== Set problem ==
List all the lines in these records that hold "Event".

== Dataset rows ==
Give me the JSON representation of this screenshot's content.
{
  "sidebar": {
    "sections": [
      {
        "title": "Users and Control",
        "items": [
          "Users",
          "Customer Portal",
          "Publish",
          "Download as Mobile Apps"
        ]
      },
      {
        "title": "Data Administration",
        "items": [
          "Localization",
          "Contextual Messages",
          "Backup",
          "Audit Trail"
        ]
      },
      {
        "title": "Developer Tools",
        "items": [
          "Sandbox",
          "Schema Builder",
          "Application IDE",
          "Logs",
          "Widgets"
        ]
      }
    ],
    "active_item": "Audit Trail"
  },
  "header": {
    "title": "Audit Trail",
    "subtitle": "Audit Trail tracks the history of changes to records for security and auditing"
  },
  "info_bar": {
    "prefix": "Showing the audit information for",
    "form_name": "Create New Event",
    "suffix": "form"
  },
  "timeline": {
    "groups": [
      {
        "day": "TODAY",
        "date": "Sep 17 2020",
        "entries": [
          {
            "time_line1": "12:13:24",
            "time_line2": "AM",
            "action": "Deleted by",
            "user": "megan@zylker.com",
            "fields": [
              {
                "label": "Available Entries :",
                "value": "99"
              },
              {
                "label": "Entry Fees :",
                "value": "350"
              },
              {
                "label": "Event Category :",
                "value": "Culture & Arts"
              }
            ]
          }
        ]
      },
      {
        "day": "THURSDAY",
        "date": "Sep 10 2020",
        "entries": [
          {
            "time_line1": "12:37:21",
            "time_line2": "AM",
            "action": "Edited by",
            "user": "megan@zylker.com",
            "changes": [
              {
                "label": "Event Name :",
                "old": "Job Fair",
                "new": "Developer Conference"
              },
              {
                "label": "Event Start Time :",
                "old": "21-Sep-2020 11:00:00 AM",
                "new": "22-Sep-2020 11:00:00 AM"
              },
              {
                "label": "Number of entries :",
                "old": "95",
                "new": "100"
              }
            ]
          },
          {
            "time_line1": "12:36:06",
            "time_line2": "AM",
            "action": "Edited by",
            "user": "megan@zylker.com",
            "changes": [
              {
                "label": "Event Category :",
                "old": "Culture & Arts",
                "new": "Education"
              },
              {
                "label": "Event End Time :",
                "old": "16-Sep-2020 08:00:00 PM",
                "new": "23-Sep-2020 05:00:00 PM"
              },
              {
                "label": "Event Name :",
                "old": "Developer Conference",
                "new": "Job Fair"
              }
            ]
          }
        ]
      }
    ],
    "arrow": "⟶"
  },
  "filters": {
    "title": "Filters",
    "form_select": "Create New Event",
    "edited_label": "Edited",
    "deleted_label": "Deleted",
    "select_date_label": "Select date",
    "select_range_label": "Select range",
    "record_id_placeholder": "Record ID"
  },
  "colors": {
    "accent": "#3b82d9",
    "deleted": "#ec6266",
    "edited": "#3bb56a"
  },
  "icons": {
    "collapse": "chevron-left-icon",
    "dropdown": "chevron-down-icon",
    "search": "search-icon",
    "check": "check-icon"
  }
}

== Task solution ==
    "form_name": "Create New Event",
                "label": "Event Category :",
                "label": "Event Name :",
                "label": "Event Start Time :",
                "label": "Event Category :",
                "label": "Event End Time :",
                "label": "Event Name :",
    "form_select": "Create New Event",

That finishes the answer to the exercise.